▶ _Exercise brief_:
Take the listing and print it in full, exactly as given.

▶ _Dataset_:
::::
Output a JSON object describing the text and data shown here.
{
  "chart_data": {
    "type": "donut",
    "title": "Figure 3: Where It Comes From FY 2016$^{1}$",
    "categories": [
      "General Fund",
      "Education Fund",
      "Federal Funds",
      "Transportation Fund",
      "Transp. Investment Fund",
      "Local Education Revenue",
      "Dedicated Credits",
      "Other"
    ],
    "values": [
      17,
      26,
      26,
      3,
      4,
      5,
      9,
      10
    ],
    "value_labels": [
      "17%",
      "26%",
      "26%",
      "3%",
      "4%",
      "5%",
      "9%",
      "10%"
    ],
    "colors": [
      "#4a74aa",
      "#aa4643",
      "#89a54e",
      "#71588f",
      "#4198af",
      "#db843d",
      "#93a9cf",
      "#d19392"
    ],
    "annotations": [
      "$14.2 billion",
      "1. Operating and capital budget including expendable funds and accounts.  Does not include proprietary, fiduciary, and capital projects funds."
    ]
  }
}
::::
▶ _Reply to the exercise_:
Output a JSON object describing the text and data shown here.
{
  "chart_data": {
    "type": "donut",
    "title": "Figure 3: Where It Comes From FY 2016$^{1}$",
    "categories": [
      "General Fund",
      "Education Fund",
      "Federal Funds",
      "Transportation Fund",
      "Transp. Investment Fund",
      "Local Education Revenue",
      "Dedicated Credits",
      "Other"
    ],
    "values": [
      17,
      26,
      26,
      3,
      4,
      5,
      9,
      10
    ],
    "value_labels": [
      "17%",
      "26%",
      "26%",
      "3%",
      "4%",
      "5%",
      "9%",
      "10%"
    ],
    "colors": [
      "#4a74aa",
      "#aa4643",
      "#89a54e",
      "#71588f",
      "#4198af",
      "#db843d",
      "#93a9cf",
      "#d19392"
    ],
    "annotations": [
      "$14.2 billion",
      "1. Operating and capital budget including expendable funds and accounts.  Does not include proprietary, fiduciary, and capital projects funds."
    ]
  }
}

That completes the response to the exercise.